**CHALLENGE:**
Using the listing below, select the lines with the word "JSON" and copy them.

>> START

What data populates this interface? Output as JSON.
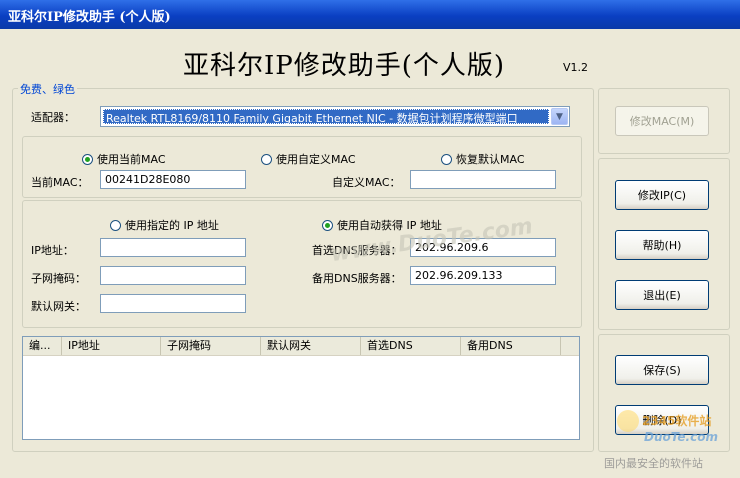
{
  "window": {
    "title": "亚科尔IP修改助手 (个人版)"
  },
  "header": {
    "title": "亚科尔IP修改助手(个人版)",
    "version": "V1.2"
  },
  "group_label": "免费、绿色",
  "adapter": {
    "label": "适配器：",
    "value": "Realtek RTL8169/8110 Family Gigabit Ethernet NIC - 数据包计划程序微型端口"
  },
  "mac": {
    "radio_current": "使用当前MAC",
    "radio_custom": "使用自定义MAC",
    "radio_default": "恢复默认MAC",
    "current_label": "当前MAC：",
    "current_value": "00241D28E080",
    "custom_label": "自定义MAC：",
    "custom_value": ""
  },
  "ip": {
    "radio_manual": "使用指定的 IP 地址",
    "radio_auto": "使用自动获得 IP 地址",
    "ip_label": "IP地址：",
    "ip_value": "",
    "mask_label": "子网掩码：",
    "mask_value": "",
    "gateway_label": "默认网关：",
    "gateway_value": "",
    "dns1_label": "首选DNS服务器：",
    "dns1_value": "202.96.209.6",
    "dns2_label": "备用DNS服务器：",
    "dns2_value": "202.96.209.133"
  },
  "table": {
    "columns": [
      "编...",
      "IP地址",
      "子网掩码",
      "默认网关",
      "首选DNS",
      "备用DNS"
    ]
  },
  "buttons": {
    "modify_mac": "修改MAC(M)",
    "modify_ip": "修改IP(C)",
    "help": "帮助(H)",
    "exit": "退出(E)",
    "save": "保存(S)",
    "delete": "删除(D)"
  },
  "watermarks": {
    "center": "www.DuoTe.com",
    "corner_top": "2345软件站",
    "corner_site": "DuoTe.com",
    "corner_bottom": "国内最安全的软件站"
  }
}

>> END
>> START

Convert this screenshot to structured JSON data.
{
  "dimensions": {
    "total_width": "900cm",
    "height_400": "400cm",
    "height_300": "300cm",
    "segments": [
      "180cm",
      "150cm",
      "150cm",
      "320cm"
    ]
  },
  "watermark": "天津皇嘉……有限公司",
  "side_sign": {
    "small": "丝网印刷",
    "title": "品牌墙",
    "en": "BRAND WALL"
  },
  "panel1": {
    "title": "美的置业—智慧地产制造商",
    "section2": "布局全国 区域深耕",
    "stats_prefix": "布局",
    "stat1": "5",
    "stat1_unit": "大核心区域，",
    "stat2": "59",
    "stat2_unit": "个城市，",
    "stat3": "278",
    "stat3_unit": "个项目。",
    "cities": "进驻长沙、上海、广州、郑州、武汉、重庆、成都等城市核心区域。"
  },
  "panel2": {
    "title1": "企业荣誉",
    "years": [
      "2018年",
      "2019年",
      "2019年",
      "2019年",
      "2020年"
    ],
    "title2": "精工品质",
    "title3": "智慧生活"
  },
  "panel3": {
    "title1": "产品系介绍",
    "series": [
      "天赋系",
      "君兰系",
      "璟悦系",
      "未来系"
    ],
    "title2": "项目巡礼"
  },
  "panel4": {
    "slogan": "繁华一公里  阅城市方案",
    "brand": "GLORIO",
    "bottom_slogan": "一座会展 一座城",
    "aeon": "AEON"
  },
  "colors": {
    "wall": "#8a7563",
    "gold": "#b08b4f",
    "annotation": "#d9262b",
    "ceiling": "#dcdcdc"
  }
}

>> END

**THE RESULT:**
What data populates this interface? Output as JSON.
Convert this screenshot to structured JSON data.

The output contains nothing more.